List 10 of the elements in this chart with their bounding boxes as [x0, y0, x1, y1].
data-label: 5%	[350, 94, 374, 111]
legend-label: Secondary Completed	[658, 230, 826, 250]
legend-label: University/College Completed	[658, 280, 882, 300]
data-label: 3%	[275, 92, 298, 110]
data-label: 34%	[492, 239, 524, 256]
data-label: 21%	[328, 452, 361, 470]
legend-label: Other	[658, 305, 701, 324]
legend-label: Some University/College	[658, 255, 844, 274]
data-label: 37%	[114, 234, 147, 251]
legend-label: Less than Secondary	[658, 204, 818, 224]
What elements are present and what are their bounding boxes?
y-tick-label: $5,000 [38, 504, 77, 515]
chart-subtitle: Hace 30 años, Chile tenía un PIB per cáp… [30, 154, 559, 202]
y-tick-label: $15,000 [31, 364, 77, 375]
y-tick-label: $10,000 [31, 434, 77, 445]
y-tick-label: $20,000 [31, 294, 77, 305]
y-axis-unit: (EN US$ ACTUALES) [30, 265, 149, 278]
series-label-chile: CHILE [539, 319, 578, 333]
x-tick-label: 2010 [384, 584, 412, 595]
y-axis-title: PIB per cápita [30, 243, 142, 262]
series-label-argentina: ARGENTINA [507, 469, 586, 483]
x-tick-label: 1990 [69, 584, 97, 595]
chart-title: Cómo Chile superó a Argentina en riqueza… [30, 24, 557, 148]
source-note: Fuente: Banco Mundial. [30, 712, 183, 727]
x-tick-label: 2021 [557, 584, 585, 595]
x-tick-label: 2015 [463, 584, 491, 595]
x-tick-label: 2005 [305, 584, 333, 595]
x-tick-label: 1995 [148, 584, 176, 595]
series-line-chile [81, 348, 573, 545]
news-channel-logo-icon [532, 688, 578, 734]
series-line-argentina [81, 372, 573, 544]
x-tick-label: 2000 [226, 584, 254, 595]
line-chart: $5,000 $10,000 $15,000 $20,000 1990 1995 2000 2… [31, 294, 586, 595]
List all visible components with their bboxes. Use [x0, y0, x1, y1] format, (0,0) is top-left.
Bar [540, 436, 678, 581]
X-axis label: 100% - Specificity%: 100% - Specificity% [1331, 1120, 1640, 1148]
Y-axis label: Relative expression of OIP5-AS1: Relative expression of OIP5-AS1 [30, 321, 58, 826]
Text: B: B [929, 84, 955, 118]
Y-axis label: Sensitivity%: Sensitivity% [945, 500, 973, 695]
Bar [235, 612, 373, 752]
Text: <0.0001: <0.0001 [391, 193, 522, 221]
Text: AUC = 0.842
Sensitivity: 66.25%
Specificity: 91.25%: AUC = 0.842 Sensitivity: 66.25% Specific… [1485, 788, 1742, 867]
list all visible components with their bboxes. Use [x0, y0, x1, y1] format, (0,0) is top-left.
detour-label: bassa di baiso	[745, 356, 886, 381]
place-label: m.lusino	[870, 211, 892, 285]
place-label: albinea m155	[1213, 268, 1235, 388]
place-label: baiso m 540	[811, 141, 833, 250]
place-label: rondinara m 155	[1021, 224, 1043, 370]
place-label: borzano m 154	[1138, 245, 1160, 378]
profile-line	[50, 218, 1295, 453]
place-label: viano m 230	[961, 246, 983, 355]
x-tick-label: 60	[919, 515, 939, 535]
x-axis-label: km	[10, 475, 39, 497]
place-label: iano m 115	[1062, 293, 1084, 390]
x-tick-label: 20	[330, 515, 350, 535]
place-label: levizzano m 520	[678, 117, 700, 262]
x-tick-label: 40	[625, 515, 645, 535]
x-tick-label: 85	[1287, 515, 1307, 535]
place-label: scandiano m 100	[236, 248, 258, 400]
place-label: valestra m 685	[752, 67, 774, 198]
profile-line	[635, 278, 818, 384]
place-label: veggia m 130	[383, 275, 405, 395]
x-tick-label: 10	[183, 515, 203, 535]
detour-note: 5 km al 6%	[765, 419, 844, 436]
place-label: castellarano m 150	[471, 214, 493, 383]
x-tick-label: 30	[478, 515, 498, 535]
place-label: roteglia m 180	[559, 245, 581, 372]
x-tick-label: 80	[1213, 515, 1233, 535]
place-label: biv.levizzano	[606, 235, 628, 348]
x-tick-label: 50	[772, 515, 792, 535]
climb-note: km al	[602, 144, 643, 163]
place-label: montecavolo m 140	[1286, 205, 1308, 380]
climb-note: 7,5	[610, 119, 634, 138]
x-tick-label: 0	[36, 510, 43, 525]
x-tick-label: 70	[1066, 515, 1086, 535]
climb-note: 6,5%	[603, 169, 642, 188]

---------------

AIM -> Reproduce every line of the records above verbatim, preserving each character, tab, space and bracketed coordinate without alteration.

SOLUTION ->
List 10 of the elements in this chart with their bounding boxes as [x0, y0, x1, y1].
data-label: 5%	[350, 94, 374, 111]
legend-label: Secondary Completed	[658, 230, 826, 250]
legend-label: University/College Completed	[658, 280, 882, 300]
data-label: 3%	[275, 92, 298, 110]
data-label: 34%	[492, 239, 524, 256]
data-label: 21%	[328, 452, 361, 470]
legend-label: Other	[658, 305, 701, 324]
legend-label: Some University/College	[658, 255, 844, 274]
data-label: 37%	[114, 234, 147, 251]
legend-label: Less than Secondary	[658, 204, 818, 224]
What elements are present and what are their bounding boxes?
y-tick-label: $5,000 [38, 504, 77, 515]
chart-subtitle: Hace 30 años, Chile tenía un PIB per cáp… [30, 154, 559, 202]
y-tick-label: $15,000 [31, 364, 77, 375]
y-tick-label: $10,000 [31, 434, 77, 445]
y-tick-label: $20,000 [31, 294, 77, 305]
y-axis-unit: (EN US$ ACTUALES) [30, 265, 149, 278]
series-label-chile: CHILE [539, 319, 578, 333]
x-tick-label: 2010 [384, 584, 412, 595]
y-axis-title: PIB per cápita [30, 243, 142, 262]
series-label-argentina: ARGENTINA [507, 469, 586, 483]
x-tick-label: 1990 [69, 584, 97, 595]
chart-title: Cómo Chile superó a Argentina en riqueza… [30, 24, 557, 148]
source-note: Fuente: Banco Mundial. [30, 712, 183, 727]
x-tick-label: 2021 [557, 584, 585, 595]
x-tick-label: 2015 [463, 584, 491, 595]
x-tick-label: 2005 [305, 584, 333, 595]
x-tick-label: 1995 [148, 584, 176, 595]
series-line-chile [81, 348, 573, 545]
news-channel-logo-icon [532, 688, 578, 734]
series-line-argentina [81, 372, 573, 544]
x-tick-label: 2000 [226, 584, 254, 595]
line-chart: $5,000 $10,000 $15,000 $20,000 1990 1995 2000 2… [31, 294, 586, 595]
List all visible components with their bboxes. Use [x0, y0, x1, y1] format, (0,0) is top-left.
Bar [540, 436, 678, 581]
X-axis label: 100% - Specificity%: 100% - Specificity% [1331, 1120, 1640, 1148]
Y-axis label: Relative expression of OIP5-AS1: Relative expression of OIP5-AS1 [30, 321, 58, 826]
Text: B: B [929, 84, 955, 118]
Y-axis label: Sensitivity%: Sensitivity% [945, 500, 973, 695]
Bar [235, 612, 373, 752]
Text: <0.0001: <0.0001 [391, 193, 522, 221]
Text: AUC = 0.842
Sensitivity: 66.25%
Specificity: 91.25%: AUC = 0.842 Sensitivity: 66.25% Specific… [1485, 788, 1742, 867]
list all visible components with their bboxes. Use [x0, y0, x1, y1] format, (0,0) is top-left.
detour-label: bassa di baiso	[745, 356, 886, 381]
place-label: m.lusino	[870, 211, 892, 285]
place-label: albinea m155	[1213, 268, 1235, 388]
place-label: baiso m 540	[811, 141, 833, 250]
place-label: rondinara m 155	[1021, 224, 1043, 370]
place-label: borzano m 154	[1138, 245, 1160, 378]
profile-line	[50, 218, 1295, 453]
place-label: viano m 230	[961, 246, 983, 355]
x-tick-label: 60	[919, 515, 939, 535]
x-axis-label: km	[10, 475, 39, 497]
place-label: iano m 115	[1062, 293, 1084, 390]
x-tick-label: 20	[330, 515, 350, 535]
place-label: levizzano m 520	[678, 117, 700, 262]
x-tick-label: 40	[625, 515, 645, 535]
x-tick-label: 85	[1287, 515, 1307, 535]
place-label: scandiano m 100	[236, 248, 258, 400]
place-label: valestra m 685	[752, 67, 774, 198]
profile-line	[635, 278, 818, 384]
place-label: veggia m 130	[383, 275, 405, 395]
x-tick-label: 10	[183, 515, 203, 535]
detour-note: 5 km al 6%	[765, 419, 844, 436]
place-label: castellarano m 150	[471, 214, 493, 383]
x-tick-label: 30	[478, 515, 498, 535]
place-label: roteglia m 180	[559, 245, 581, 372]
x-tick-label: 80	[1213, 515, 1233, 535]
place-label: biv.levizzano	[606, 235, 628, 348]
x-tick-label: 50	[772, 515, 792, 535]
climb-note: km al	[602, 144, 643, 163]
place-label: montecavolo m 140	[1286, 205, 1308, 380]
climb-note: 7,5	[610, 119, 634, 138]
x-tick-label: 0	[36, 510, 43, 525]
x-tick-label: 70	[1066, 515, 1086, 535]
climb-note: 6,5%	[603, 169, 642, 188]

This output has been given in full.